▶ [TEXTO APRESENTADO]
════
Mas o empreender materno nem sempre começa por opção. Segundo pesquisa feita pela Fundação Getulio Vargas (FGV), 48% das mulheres são demitidas após a licença-maternidade. Foi o que aconteceu com Adriana Teles há sete anos, quando nasceu seu primeiro filho. Ela trabalhava como terceirizada em um órgão público. Na época, teve um corte de pessoal e ela estava na lista. A demissão veio após a licença-maternidade. “Para mim foi um baque, pois eu sempre trabalhei desde os dezoito anos e, pela primeira vez, me vi perdida com uma criança”, desabafa.

Passado o susto, ela deu a volta por cima e tornou-se sócia do marido em uma produtora cultural. Com a escassez de editais na área de projetos culturais, ela encontrou na paixão pelo artesanato uma fonte de renda. A Drica Cria, marca assinada por ela, oferece uma gama de opções em papelaria personalizada.

Para a administradora Érika Jarjour, essa realidade é um fator que contribui para a migração de mulheres para o empreendedorismo. Porém, segundo a especialista, isso se soma ao desejo da mãe de estar mais presente na vida dos filhos. “Dentro de uma realidade de submissão a uma jornada de trabalho, com horários a cumprir, se inviabiliza. Assim, quando se veem desempregadas, elas se despertam para a oportunidade do trabalho autônomo, do negócio próprio, que permitem, em tese, essa maior dedicação à criação dos filhos, especialmente durante a primeira infância”, explica Érika.

A importância do planejamento

O empreendedorismo, seja por opção ou por necessidade, exige cuidado. Para se ter ideia, de acordo com levantamento da RME, feito em 2018, 86% das empreendedoras não se planejam antes de iniciar um negócio. A boa notícia é que as mulheres que ainda estão pensando em abrir um negócio planejam mais do que aquelas que já começaram.

É preciso fazer, segundo Érika, “um plano de negócios, um planejamento e estudo para saber a viabilidade do negócio, inclusive sob o ponto de vista do lucro.”.

A administradora diz, ainda, que é preciso desmitificar o glamour exaltado quando o assunto é ter o próprio negócio. “Por trás da beleza do empreendedorismo sempre tem a necessidade do trabalho árduo, do esforço desmedido, da paciência com a engrenagem emperrada da burocracia brasileira”, enumera a especialista.

Antes de começar a trabalhar com papelaria personalizada, Adriana dedicou tempo estudando o assunto. Foi atrás de vídeos para aprender mais sobre o futuro negócio, investiu em material e em máquinas. A propaganda boca a boca foi essencial para fazer seu trabalho ficar conhecido. As amigas, principalmente as que são mães, foram as primeiras clientes. “A gente meio que se une nesse momento, uma corrente amiga para dar esse apoio”, diz.
════
▶ [TAREFAS DO EXERCÍCIO]
[1] Reescreva em forma de lista o parágrafo do texto sobre empreendedorismo materno que começa com "Antes de começar a trabalhar com papelaria personalizada", mantendo seus fatos principais.
[2] No texto sobre empreendedorismo materno, reescreva o trecho que vai de "O empreendedorismo, seja" até "que já começaram.", substituindo "empreendedoras" por "empresárias".
[3] Responda às perguntas sobre o texto a respeito do empreendedorismo materno.
(a) Segundo a pesquisa da Fundação Getulio Vargas, qual porcentagem das mulheres é demitida após a licença-maternidade?
(b) Qual é o nome da marca assinada por Adriana?
(c) Em que ano foi feito o levantamento da RME?

(Dados de disposição espacial)
════
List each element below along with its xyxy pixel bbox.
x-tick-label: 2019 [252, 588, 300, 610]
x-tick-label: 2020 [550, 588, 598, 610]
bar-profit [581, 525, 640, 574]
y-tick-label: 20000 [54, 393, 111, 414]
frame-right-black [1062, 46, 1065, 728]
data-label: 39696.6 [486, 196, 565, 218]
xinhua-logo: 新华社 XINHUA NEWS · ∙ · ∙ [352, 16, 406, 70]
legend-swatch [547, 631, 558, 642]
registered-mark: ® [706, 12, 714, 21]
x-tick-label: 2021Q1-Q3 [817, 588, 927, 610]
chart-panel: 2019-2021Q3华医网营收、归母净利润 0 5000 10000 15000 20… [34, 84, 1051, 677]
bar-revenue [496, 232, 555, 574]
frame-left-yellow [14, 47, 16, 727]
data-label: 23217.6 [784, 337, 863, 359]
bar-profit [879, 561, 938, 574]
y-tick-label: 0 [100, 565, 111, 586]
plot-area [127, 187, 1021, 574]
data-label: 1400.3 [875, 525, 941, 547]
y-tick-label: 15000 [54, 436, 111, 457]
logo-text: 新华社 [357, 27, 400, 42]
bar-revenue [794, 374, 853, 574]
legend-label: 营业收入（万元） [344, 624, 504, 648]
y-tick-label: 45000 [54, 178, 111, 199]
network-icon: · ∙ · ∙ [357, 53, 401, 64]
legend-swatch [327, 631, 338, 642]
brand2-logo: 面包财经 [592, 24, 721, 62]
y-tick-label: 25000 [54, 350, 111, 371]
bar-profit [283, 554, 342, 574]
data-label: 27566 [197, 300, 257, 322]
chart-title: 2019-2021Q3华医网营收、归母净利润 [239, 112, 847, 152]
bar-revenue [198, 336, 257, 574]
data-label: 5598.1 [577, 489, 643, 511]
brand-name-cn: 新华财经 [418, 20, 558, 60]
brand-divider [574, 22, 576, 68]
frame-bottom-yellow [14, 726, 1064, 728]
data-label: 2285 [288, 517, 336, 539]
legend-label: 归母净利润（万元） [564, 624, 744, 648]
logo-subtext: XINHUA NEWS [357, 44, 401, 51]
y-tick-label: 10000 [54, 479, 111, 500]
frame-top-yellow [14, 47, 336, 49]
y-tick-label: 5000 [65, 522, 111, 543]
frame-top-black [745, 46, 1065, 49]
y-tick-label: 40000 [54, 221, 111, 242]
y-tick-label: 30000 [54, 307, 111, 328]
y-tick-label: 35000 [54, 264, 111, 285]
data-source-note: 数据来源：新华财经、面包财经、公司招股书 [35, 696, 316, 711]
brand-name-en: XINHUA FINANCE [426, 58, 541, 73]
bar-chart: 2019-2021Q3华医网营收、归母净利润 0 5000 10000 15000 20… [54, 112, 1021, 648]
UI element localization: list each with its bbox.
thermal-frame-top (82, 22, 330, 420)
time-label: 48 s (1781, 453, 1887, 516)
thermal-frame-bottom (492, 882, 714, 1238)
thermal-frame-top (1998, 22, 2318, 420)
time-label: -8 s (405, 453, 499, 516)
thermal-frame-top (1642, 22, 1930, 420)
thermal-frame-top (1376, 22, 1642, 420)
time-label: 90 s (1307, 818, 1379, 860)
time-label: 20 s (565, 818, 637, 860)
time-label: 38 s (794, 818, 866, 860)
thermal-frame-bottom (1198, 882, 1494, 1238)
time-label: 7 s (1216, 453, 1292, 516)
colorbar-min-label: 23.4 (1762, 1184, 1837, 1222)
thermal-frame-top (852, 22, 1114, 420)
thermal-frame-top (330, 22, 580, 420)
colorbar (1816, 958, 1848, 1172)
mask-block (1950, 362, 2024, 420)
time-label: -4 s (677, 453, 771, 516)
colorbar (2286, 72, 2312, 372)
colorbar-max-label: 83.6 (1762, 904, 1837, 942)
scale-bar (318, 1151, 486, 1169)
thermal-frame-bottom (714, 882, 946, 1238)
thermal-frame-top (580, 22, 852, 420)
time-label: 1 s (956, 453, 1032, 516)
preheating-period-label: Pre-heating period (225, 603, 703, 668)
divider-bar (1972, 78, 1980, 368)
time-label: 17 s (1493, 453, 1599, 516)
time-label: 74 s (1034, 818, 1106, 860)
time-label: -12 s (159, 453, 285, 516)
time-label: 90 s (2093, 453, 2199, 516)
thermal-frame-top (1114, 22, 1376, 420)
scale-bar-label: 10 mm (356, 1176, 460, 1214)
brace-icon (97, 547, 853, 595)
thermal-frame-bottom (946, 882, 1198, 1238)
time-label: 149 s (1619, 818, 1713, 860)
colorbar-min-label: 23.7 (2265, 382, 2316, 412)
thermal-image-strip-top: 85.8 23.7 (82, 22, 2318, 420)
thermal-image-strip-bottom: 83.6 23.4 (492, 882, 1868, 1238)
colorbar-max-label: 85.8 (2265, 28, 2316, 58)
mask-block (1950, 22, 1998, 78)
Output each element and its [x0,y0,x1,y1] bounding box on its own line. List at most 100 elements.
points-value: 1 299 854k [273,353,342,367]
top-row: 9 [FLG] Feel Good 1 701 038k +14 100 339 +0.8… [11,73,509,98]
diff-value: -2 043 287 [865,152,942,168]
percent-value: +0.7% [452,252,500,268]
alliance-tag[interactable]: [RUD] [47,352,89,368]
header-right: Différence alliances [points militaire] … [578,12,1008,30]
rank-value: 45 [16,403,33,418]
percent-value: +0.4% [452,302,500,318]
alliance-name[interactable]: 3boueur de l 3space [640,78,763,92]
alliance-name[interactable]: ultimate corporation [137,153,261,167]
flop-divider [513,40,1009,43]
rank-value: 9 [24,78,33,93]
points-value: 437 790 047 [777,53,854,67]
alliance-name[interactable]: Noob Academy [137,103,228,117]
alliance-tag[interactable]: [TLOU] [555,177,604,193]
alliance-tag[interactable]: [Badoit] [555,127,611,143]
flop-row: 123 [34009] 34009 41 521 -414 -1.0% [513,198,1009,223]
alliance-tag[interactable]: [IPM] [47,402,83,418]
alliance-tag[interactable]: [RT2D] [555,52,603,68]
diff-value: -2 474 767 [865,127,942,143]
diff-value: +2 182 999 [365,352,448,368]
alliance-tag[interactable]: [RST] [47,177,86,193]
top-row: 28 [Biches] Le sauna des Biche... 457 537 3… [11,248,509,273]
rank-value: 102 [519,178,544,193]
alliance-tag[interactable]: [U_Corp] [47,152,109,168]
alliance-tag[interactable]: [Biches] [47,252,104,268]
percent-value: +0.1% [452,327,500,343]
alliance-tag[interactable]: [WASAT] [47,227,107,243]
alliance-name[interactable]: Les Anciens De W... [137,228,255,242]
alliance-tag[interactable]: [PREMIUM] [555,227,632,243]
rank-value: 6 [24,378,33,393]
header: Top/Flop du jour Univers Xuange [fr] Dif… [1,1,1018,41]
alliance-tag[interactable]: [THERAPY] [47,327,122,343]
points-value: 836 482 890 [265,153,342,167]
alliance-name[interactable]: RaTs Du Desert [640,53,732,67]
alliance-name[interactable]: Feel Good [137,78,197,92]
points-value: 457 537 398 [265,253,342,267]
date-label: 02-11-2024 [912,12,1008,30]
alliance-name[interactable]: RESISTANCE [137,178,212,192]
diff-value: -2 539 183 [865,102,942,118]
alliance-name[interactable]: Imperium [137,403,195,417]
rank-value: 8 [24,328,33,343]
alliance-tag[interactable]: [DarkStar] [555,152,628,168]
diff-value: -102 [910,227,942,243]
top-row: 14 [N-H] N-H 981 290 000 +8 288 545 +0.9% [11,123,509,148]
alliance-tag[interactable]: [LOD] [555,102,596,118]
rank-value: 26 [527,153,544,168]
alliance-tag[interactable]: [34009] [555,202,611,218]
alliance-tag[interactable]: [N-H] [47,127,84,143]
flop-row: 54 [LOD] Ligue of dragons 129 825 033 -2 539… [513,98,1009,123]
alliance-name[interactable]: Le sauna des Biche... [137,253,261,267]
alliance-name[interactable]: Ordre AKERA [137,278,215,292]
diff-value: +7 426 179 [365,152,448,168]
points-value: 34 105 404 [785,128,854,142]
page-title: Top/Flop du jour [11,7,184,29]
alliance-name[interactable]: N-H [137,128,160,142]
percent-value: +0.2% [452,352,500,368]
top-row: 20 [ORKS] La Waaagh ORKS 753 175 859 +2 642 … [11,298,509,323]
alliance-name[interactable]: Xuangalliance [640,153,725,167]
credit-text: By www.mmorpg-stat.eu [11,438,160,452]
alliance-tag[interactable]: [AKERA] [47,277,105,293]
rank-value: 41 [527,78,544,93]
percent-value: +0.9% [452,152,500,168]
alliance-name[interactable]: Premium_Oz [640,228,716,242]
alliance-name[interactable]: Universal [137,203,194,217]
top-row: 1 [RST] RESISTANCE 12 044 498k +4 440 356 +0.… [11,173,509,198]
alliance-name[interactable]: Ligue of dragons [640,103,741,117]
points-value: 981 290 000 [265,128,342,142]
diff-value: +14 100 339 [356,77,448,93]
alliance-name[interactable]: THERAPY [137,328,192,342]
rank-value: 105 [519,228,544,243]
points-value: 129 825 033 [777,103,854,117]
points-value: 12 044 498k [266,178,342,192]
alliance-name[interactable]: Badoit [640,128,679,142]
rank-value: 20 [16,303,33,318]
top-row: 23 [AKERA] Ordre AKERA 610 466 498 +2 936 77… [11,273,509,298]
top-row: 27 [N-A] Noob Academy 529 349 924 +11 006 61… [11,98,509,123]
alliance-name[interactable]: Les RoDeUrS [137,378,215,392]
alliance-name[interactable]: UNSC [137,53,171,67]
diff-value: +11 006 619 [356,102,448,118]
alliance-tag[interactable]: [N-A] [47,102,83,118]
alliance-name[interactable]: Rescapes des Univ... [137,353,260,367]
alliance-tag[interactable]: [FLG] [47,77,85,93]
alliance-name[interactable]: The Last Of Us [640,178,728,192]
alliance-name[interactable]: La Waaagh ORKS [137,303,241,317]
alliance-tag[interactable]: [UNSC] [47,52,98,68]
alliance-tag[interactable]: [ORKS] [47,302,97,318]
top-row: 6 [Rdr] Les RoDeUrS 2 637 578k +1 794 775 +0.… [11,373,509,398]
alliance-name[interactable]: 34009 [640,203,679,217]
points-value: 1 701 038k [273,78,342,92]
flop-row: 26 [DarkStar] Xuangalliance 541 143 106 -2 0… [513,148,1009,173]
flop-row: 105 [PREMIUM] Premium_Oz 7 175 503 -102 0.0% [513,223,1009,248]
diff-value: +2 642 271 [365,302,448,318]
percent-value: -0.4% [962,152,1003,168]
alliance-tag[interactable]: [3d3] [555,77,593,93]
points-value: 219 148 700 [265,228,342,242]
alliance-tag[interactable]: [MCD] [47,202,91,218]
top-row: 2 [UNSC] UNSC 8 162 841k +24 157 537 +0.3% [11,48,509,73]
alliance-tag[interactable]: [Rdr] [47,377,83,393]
════
▶ [RESULTADOS DO EXERCÍCIO]
[1]
- Antes de trabalhar com papelaria personalizada, Adriana dedicou tempo a estudar o assunto.
- Procurou vídeos para aprender mais sobre o futuro negócio.
- Investiu em material e em máquinas.
- A propaganda boca a boca foi essencial para tornar seu trabalho conhecido.
- As primeiras clientes foram amigas, principalmente as que são mães.

[2]
O empreendedorismo, seja por opção ou por necessidade, exige cuidado. Para se ter ideia, de acordo com levantamento da RME, feito em 2018, 86% das empresárias não se planejam antes de iniciar um negócio. A boa notícia é que as mulheres que ainda estão pensando em abrir um negócio planejam mais do que aquelas que já começaram.

[3]
(a) Segundo a pesquisa, 48% das mulheres são demitidas após a licença-maternidade.
(b) A marca se chama Drica Cria.
(c) O levantamento da RME foi feito em 2018.